═════ RECORDS SHOWN

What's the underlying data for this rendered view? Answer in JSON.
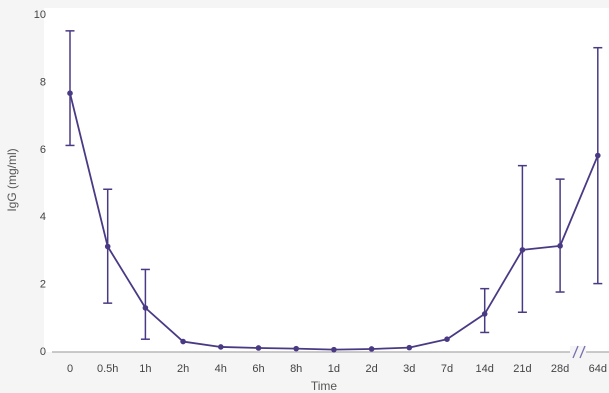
{
  "chart_data": {
    "type": "line",
    "xlabel": "Time",
    "ylabel": "IgG (mg/ml)",
    "ylim": [
      0,
      10
    ],
    "yticks": [
      "0",
      "2",
      "4",
      "6",
      "8",
      "10"
    ],
    "grid": false,
    "axis_break": true,
    "categories": [
      "0",
      "0.5h",
      "1h",
      "2h",
      "4h",
      "6h",
      "8h",
      "1d",
      "2d",
      "3d",
      "7d",
      "14d",
      "21d",
      "28d",
      "64d"
    ],
    "series": [
      {
        "values": [
          7.65,
          3.1,
          1.28,
          0.28,
          0.12,
          0.09,
          0.07,
          0.04,
          0.06,
          0.1,
          0.35,
          1.1,
          3.0,
          3.12,
          5.8
        ],
        "error_low": [
          6.1,
          1.42,
          0.35,
          null,
          null,
          null,
          null,
          null,
          null,
          null,
          null,
          0.55,
          1.15,
          1.75,
          2.0
        ],
        "error_high": [
          9.5,
          4.8,
          2.42,
          null,
          null,
          null,
          null,
          null,
          null,
          null,
          null,
          1.85,
          5.5,
          5.1,
          9.0
        ],
        "color": "#4a3a84"
      }
    ]
  }
}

══════════

▶ _THE REQUEST_: Keep every word of the data as it is when you write it out, but drop the pictures.

▶ _COMPLETE OUTPUT_:
What's the underlying data for this rendered view? Answer in JSON.
{
  "chart_data": {
    "type": "line",
    "xlabel": "Time",
    "ylabel": "IgG (mg/ml)",
    "ylim": [
      0,
      10
    ],
    "yticks": [
      "0",
      "2",
      "4",
      "6",
      "8",
      "10"
    ],
    "grid": false,
    "axis_break": true,
    "categories": [
      "0",
      "0.5h",
      "1h",
      "2h",
      "4h",
      "6h",
      "8h",
      "1d",
      "2d",
      "3d",
      "7d",
      "14d",
      "21d",
      "28d",
      "64d"
    ],
    "series": [
      {
        "values": [
          7.65,
          3.1,
          1.28,
          0.28,
          0.12,
          0.09,
          0.07,
          0.04,
          0.06,
          0.1,
          0.35,
          1.1,
          3.0,
          3.12,
          5.8
        ],
        "error_low": [
          6.1,
          1.42,
          0.35,
          null,
          null,
          null,
          null,
          null,
          null,
          null,
          null,
          0.55,
          1.15,
          1.75,
          2.0
        ],
        "error_high": [
          9.5,
          4.8,
          2.42,
          null,
          null,
          null,
          null,
          null,
          null,
          null,
          null,
          1.85,
          5.5,
          5.1,
          9.0
        ],
        "color": "#4a3a84"
      }
    ]
  }
}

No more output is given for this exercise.